OBJECTIVE
The records are to be restated in their entirety, word for word.

DATA LISTING
+++++

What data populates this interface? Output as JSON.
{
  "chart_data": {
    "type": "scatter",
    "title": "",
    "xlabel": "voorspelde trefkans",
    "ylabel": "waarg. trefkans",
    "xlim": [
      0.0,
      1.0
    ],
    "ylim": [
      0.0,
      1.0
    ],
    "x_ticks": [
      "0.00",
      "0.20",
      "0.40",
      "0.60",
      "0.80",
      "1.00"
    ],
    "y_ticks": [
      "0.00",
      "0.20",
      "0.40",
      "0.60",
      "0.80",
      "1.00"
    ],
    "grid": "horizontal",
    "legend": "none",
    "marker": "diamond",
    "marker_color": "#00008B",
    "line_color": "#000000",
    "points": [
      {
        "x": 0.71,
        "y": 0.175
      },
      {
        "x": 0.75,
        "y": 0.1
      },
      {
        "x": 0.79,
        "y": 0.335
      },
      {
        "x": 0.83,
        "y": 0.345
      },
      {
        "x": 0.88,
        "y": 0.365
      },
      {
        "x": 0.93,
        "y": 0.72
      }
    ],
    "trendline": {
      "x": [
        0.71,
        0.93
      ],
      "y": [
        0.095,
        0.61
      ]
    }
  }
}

+++++

REPLY TO THE TASK
What data populates this interface? Output as JSON.
{
  "chart_data": {
    "type": "scatter",
    "title": "",
    "xlabel": "voorspelde trefkans",
    "ylabel": "waarg. trefkans",
    "xlim": [
      0.0,
      1.0
    ],
    "ylim": [
      0.0,
      1.0
    ],
    "x_ticks": [
      "0.00",
      "0.20",
      "0.40",
      "0.60",
      "0.80",
      "1.00"
    ],
    "y_ticks": [
      "0.00",
      "0.20",
      "0.40",
      "0.60",
      "0.80",
      "1.00"
    ],
    "grid": "horizontal",
    "legend": "none",
    "marker": "diamond",
    "marker_color": "#00008B",
    "line_color": "#000000",
    "points": [
      {
        "x": 0.71,
        "y": 0.175
      },
      {
        "x": 0.75,
        "y": 0.1
      },
      {
        "x": 0.79,
        "y": 0.335
      },
      {
        "x": 0.83,
        "y": 0.345
      },
      {
        "x": 0.88,
        "y": 0.365
      },
      {
        "x": 0.93,
        "y": 0.72
      }
    ],
    "trendline": {
      "x": [
        0.71,
        0.93
      ],
      "y": [
        0.095,
        0.61
      ]
    }
  }
}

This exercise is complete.